§ Layout records
Start
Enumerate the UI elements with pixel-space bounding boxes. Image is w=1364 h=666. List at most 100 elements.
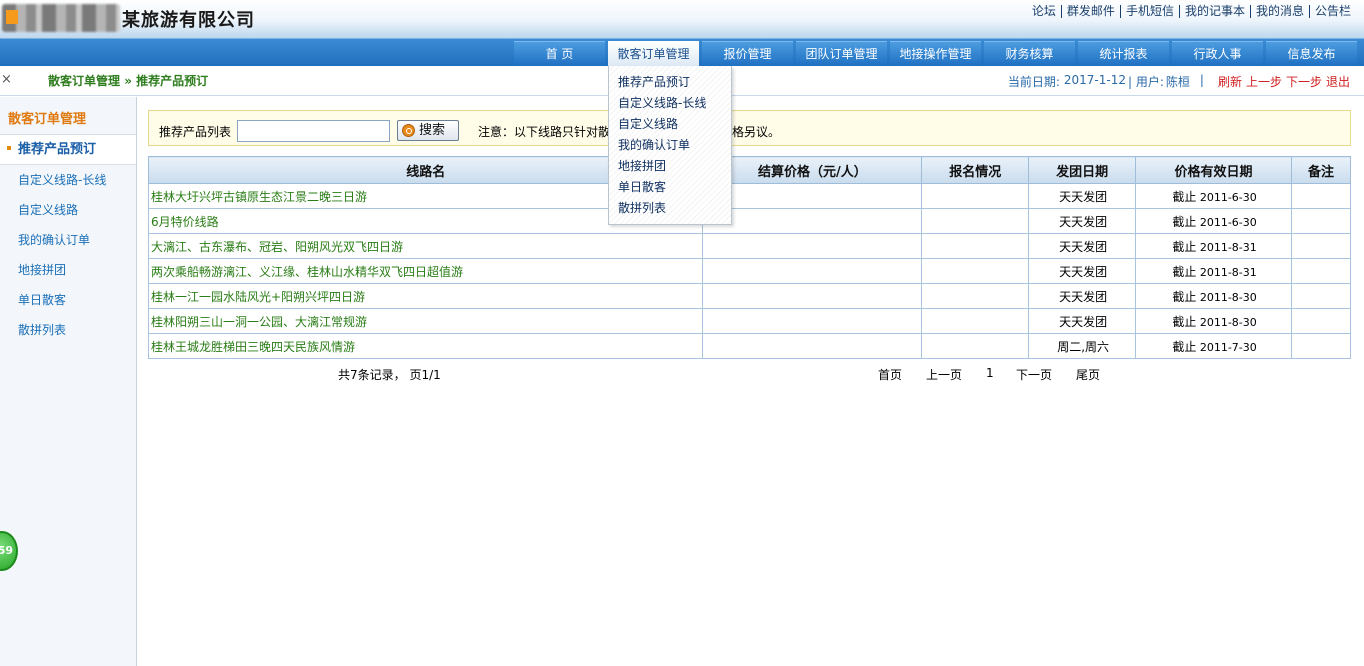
route-departure: 天天发团	[1028, 308, 1137, 334]
route-remark	[1291, 233, 1351, 259]
table-row: 桂林王城龙胜梯田三晚四天民族风情游 周二,周六 截止 2011-7-30	[147, 333, 1351, 359]
breadcrumb: 散客订单管理 » 推荐产品预订	[48, 72, 208, 89]
menu-item-ground-group[interactable]: 地接拼团	[609, 156, 731, 177]
search-icon	[402, 124, 415, 137]
nav-hr[interactable]: 行政人事	[1172, 41, 1263, 66]
col-valid-date: 价格有效日期	[1135, 156, 1292, 184]
route-signup	[921, 308, 1030, 334]
route-price	[702, 308, 923, 334]
top-link-forum[interactable]: 论坛	[1027, 5, 1061, 18]
first-page-link[interactable]: 首页	[878, 366, 902, 383]
menu-item-custom[interactable]: 自定义线路	[609, 114, 731, 135]
close-icon[interactable]: ×	[1, 72, 12, 87]
menu-item-single-day[interactable]: 单日散客	[609, 177, 731, 198]
table-row: 桂林一江一园水陆风光+阳朔兴坪四日游 天天发团 截止 2011-8-30	[147, 283, 1351, 309]
menu-item-confirmed-orders[interactable]: 我的确认订单	[609, 135, 731, 156]
top-link-messages[interactable]: 我的消息	[1249, 5, 1309, 18]
sidebar-title: 散客订单管理	[0, 97, 136, 135]
nav-individual-orders[interactable]: 散客订单管理	[608, 41, 699, 66]
route-valid-date: 截止 2011-8-31	[1135, 233, 1292, 259]
route-price	[702, 208, 923, 234]
route-price	[702, 283, 923, 309]
nav-home[interactable]: 首 页	[514, 41, 605, 66]
next-step-link[interactable]: 下一步	[1286, 73, 1322, 90]
logout-link[interactable]: 退出	[1326, 73, 1350, 90]
table-row: 6月特价线路 天天发团 截止 2011-6-30	[147, 208, 1351, 234]
status-separator: |	[1199, 73, 1204, 87]
route-signup	[921, 208, 1030, 234]
table-row: 桂林阳朔三山一洞一公园、大漓江常规游 天天发团 截止 2011-8-30	[147, 308, 1351, 334]
route-name-link[interactable]: 大漓江、古东瀑布、冠岩、阳朔风光双飞四日游	[147, 233, 704, 259]
sidebar-item-single-day[interactable]: 单日散客	[0, 285, 136, 315]
menu-item-custom-long[interactable]: 自定义线路-长线	[609, 93, 731, 114]
route-remark	[1291, 208, 1351, 234]
menu-item-shared-list[interactable]: 散拼列表	[609, 198, 731, 219]
prev-step-link[interactable]: 上一步	[1246, 73, 1282, 90]
current-user: 陈桓	[1165, 75, 1190, 89]
top-link-notebook[interactable]: 我的记事本	[1178, 5, 1250, 18]
prev-page-link[interactable]: 上一页	[926, 366, 962, 383]
nav-reports[interactable]: 统计报表	[1078, 41, 1169, 66]
route-name-link[interactable]: 桂林王城龙胜梯田三晚四天民族风情游	[147, 333, 704, 359]
col-signup: 报名情况	[921, 156, 1030, 184]
top-link-mass-email[interactable]: 群发邮件	[1060, 5, 1120, 18]
route-valid-date: 截止 2011-7-30	[1135, 333, 1292, 359]
route-signup	[921, 333, 1030, 359]
breadcrumb-section[interactable]: 散客订单管理	[48, 74, 120, 88]
nav-quotes[interactable]: 报价管理	[702, 41, 793, 66]
menu-item-recommended[interactable]: 推荐产品预订	[609, 72, 731, 93]
route-signup	[921, 183, 1030, 209]
top-links: 论坛 群发邮件 手机短信 我的记事本 我的消息 公告栏	[1027, 5, 1356, 18]
bullet-icon	[7, 146, 11, 150]
route-valid-date: 截止 2011-8-30	[1135, 308, 1292, 334]
notice-text-tail: 格另议。	[732, 125, 781, 139]
table-row: 桂林大圩兴坪古镇原生态江景二晚三日游 天天发团 截止 2011-6-30	[147, 183, 1351, 209]
nav-publish[interactable]: 信息发布	[1266, 41, 1357, 66]
route-signup	[921, 283, 1030, 309]
top-link-bulletin[interactable]: 公告栏	[1308, 5, 1356, 18]
route-departure: 天天发团	[1028, 258, 1137, 284]
search-button-label: 搜索	[419, 123, 446, 138]
sidebar-item-ground-group[interactable]: 地接拼团	[0, 255, 136, 285]
route-departure: 周二,周六	[1028, 333, 1137, 359]
top-link-sms[interactable]: 手机短信	[1119, 5, 1179, 18]
nav-group-orders[interactable]: 团队订单管理	[796, 41, 887, 66]
status-bar: 当前日期: 2017-1-12 | 用户: 陈桓 | 刷新 上一步 下一步 退出	[1008, 73, 1350, 90]
last-page-link[interactable]: 尾页	[1076, 366, 1100, 383]
sidebar-item-custom[interactable]: 自定义线路	[0, 195, 136, 225]
route-valid-date: 截止 2011-6-30	[1135, 208, 1292, 234]
sidebar-item-custom-long[interactable]: 自定义线路-长线	[0, 165, 136, 195]
next-page-link[interactable]: 下一页	[1016, 366, 1052, 383]
user-label: | 用户:	[1127, 75, 1164, 89]
table-row: 大漓江、古东瀑布、冠岩、阳朔风光双飞四日游 天天发团 截止 2011-8-31	[147, 233, 1351, 259]
route-departure: 天天发团	[1028, 283, 1137, 309]
route-remark	[1291, 183, 1351, 209]
date-label: 当前日期:	[1007, 75, 1060, 89]
sidebar-item-confirmed-orders[interactable]: 我的确认订单	[0, 225, 136, 255]
route-name-link[interactable]: 两次乘船畅游漓江、义江缘、桂林山水精华双飞四日超值游	[147, 258, 704, 284]
logo-mark-icon	[6, 10, 18, 24]
nav-ground-ops[interactable]: 地接操作管理	[890, 41, 981, 66]
pager: 共7条记录， 页1/1 首页 上一页 1 下一页 尾页	[148, 366, 1351, 384]
search-label: 推荐产品列表	[159, 125, 232, 139]
table-header-row: 线路名 结算价格（元/人） 报名情况 发团日期 价格有效日期 备注	[147, 156, 1351, 184]
route-name-link[interactable]: 桂林一江一园水陆风光+阳朔兴坪四日游	[147, 283, 704, 309]
nav-finance[interactable]: 财务核算	[984, 41, 1075, 66]
route-departure: 天天发团	[1028, 208, 1137, 234]
sidebar-item-recommended[interactable]: 推荐产品预订	[0, 135, 136, 165]
company-logo	[2, 4, 120, 32]
current-date: 2017-1-12	[1063, 73, 1126, 87]
search-button[interactable]: 搜索	[397, 120, 459, 141]
search-input[interactable]	[237, 120, 390, 142]
search-bar: 推荐产品列表 搜索 注意：以下线路只针对散 格另议。	[148, 110, 1351, 146]
route-price	[702, 333, 923, 359]
current-page: 1	[986, 366, 994, 380]
sidebar-item-shared-list[interactable]: 散拼列表	[0, 315, 136, 345]
route-departure: 天天发团	[1028, 183, 1137, 209]
route-name-link[interactable]: 桂林阳朔三山一洞一公园、大漓江常规游	[147, 308, 704, 334]
route-signup	[921, 258, 1030, 284]
refresh-link[interactable]: 刷新	[1218, 73, 1242, 90]
col-departure: 发团日期	[1028, 156, 1137, 184]
main-nav: 首 页 散客订单管理 报价管理 团队订单管理 地接操作管理 财务核算 统计报表 …	[514, 41, 1360, 66]
route-remark	[1291, 308, 1351, 334]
End
§ Exercise description
Reproduce every line of all the records above exactly as it appears, leaving out the pictures.

§ Solution
Enumerate the UI elements with pixel-space bounding boxes. Image is w=1364 h=666. List at most 100 elements.
route-departure: 天天发团	[1028, 308, 1137, 334]
route-remark	[1291, 233, 1351, 259]
table-row: 桂林王城龙胜梯田三晚四天民族风情游 周二,周六 截止 2011-7-30	[147, 333, 1351, 359]
breadcrumb: 散客订单管理 » 推荐产品预订	[48, 72, 208, 89]
menu-item-ground-group[interactable]: 地接拼团	[609, 156, 731, 177]
search-icon	[402, 124, 415, 137]
nav-hr[interactable]: 行政人事	[1172, 41, 1263, 66]
col-valid-date: 价格有效日期	[1135, 156, 1292, 184]
route-signup	[921, 308, 1030, 334]
route-price	[702, 308, 923, 334]
top-link-forum[interactable]: 论坛	[1027, 5, 1061, 18]
first-page-link[interactable]: 首页	[878, 366, 902, 383]
menu-item-custom[interactable]: 自定义线路	[609, 114, 731, 135]
close-icon[interactable]: ×	[1, 72, 12, 87]
menu-item-single-day[interactable]: 单日散客	[609, 177, 731, 198]
table-row: 桂林一江一园水陆风光+阳朔兴坪四日游 天天发团 截止 2011-8-30	[147, 283, 1351, 309]
menu-item-confirmed-orders[interactable]: 我的确认订单	[609, 135, 731, 156]
top-link-messages[interactable]: 我的消息	[1249, 5, 1309, 18]
sidebar-title: 散客订单管理	[0, 97, 136, 135]
nav-individual-orders[interactable]: 散客订单管理	[608, 41, 699, 66]
route-valid-date: 截止 2011-8-31	[1135, 233, 1292, 259]
route-price	[702, 208, 923, 234]
route-price	[702, 283, 923, 309]
nav-home[interactable]: 首 页	[514, 41, 605, 66]
next-step-link[interactable]: 下一步	[1286, 73, 1322, 90]
logout-link[interactable]: 退出	[1326, 73, 1350, 90]
table-row: 6月特价线路 天天发团 截止 2011-6-30	[147, 208, 1351, 234]
status-separator: |	[1199, 73, 1204, 87]
route-signup	[921, 208, 1030, 234]
table-row: 桂林阳朔三山一洞一公园、大漓江常规游 天天发团 截止 2011-8-30	[147, 308, 1351, 334]
route-name-link[interactable]: 大漓江、古东瀑布、冠岩、阳朔风光双飞四日游	[147, 233, 704, 259]
sidebar-item-single-day[interactable]: 单日散客	[0, 285, 136, 315]
menu-item-custom-long[interactable]: 自定义线路-长线	[609, 93, 731, 114]
route-remark	[1291, 208, 1351, 234]
menu-item-shared-list[interactable]: 散拼列表	[609, 198, 731, 219]
prev-step-link[interactable]: 上一步	[1246, 73, 1282, 90]
current-user: 陈桓	[1165, 75, 1190, 89]
top-link-notebook[interactable]: 我的记事本	[1178, 5, 1250, 18]
prev-page-link[interactable]: 上一页	[926, 366, 962, 383]
nav-reports[interactable]: 统计报表	[1078, 41, 1169, 66]
route-name-link[interactable]: 桂林王城龙胜梯田三晚四天民族风情游	[147, 333, 704, 359]
col-signup: 报名情况	[921, 156, 1030, 184]
top-link-mass-email[interactable]: 群发邮件	[1060, 5, 1120, 18]
route-valid-date: 截止 2011-7-30	[1135, 333, 1292, 359]
route-signup	[921, 333, 1030, 359]
breadcrumb-section[interactable]: 散客订单管理	[48, 74, 120, 88]
nav-quotes[interactable]: 报价管理	[702, 41, 793, 66]
menu-item-recommended[interactable]: 推荐产品预订	[609, 72, 731, 93]
route-signup	[921, 183, 1030, 209]
top-links: 论坛 群发邮件 手机短信 我的记事本 我的消息 公告栏	[1027, 5, 1356, 18]
bullet-icon	[7, 146, 11, 150]
route-valid-date: 截止 2011-8-30	[1135, 308, 1292, 334]
notice-text-tail: 格另议。	[732, 125, 781, 139]
table-row: 桂林大圩兴坪古镇原生态江景二晚三日游 天天发团 截止 2011-6-30	[147, 183, 1351, 209]
nav-publish[interactable]: 信息发布	[1266, 41, 1357, 66]
route-signup	[921, 283, 1030, 309]
top-link-bulletin[interactable]: 公告栏	[1308, 5, 1356, 18]
route-departure: 天天发团	[1028, 258, 1137, 284]
search-button-label: 搜索	[419, 123, 446, 138]
sidebar-item-ground-group[interactable]: 地接拼团	[0, 255, 136, 285]
route-departure: 周二,周六	[1028, 333, 1137, 359]
top-link-sms[interactable]: 手机短信	[1119, 5, 1179, 18]
nav-group-orders[interactable]: 团队订单管理	[796, 41, 887, 66]
status-bar: 当前日期: 2017-1-12 | 用户: 陈桓 | 刷新 上一步 下一步 退出	[1008, 73, 1350, 90]
last-page-link[interactable]: 尾页	[1076, 366, 1100, 383]
sidebar-item-custom[interactable]: 自定义线路	[0, 195, 136, 225]
route-valid-date: 截止 2011-6-30	[1135, 208, 1292, 234]
sidebar-item-custom-long[interactable]: 自定义线路-长线	[0, 165, 136, 195]
next-page-link[interactable]: 下一页	[1016, 366, 1052, 383]
user-label: | 用户:	[1127, 75, 1164, 89]
table-row: 大漓江、古东瀑布、冠岩、阳朔风光双飞四日游 天天发团 截止 2011-8-31	[147, 233, 1351, 259]
route-departure: 天天发团	[1028, 283, 1137, 309]
route-remark	[1291, 183, 1351, 209]
date-label: 当前日期:	[1007, 75, 1060, 89]
sidebar-item-confirmed-orders[interactable]: 我的确认订单	[0, 225, 136, 255]
route-name-link[interactable]: 两次乘船畅游漓江、义江缘、桂林山水精华双飞四日超值游	[147, 258, 704, 284]
logo-mark-icon	[6, 10, 18, 24]
nav-ground-ops[interactable]: 地接操作管理	[890, 41, 981, 66]
pager: 共7条记录， 页1/1 首页 上一页 1 下一页 尾页	[148, 366, 1351, 384]
search-label: 推荐产品列表	[159, 125, 232, 139]
table-header-row: 线路名 结算价格（元/人） 报名情况 发团日期 价格有效日期 备注	[147, 156, 1351, 184]
route-name-link[interactable]: 桂林一江一园水陆风光+阳朔兴坪四日游	[147, 283, 704, 309]
nav-finance[interactable]: 财务核算	[984, 41, 1075, 66]
route-departure: 天天发团	[1028, 208, 1137, 234]
sidebar-item-recommended[interactable]: 推荐产品预订	[0, 135, 136, 165]
company-logo	[2, 4, 120, 32]
current-date: 2017-1-12	[1063, 73, 1126, 87]
search-button[interactable]: 搜索	[397, 120, 459, 141]
search-input[interactable]	[237, 120, 390, 142]
search-bar: 推荐产品列表 搜索 注意：以下线路只针对散 格另议。	[148, 110, 1351, 146]
route-price	[702, 333, 923, 359]
current-page: 1	[986, 366, 994, 380]
sidebar-item-shared-list[interactable]: 散拼列表	[0, 315, 136, 345]
route-departure: 天天发团	[1028, 183, 1137, 209]
route-name-link[interactable]: 桂林阳朔三山一洞一公园、大漓江常规游	[147, 308, 704, 334]
route-signup	[921, 258, 1030, 284]
refresh-link[interactable]: 刷新	[1218, 73, 1242, 90]
col-departure: 发团日期	[1028, 156, 1137, 184]
main-nav: 首 页 散客订单管理 报价管理 团队订单管理 地接操作管理 财务核算 统计报表 …	[514, 41, 1360, 66]
route-remark	[1291, 308, 1351, 334]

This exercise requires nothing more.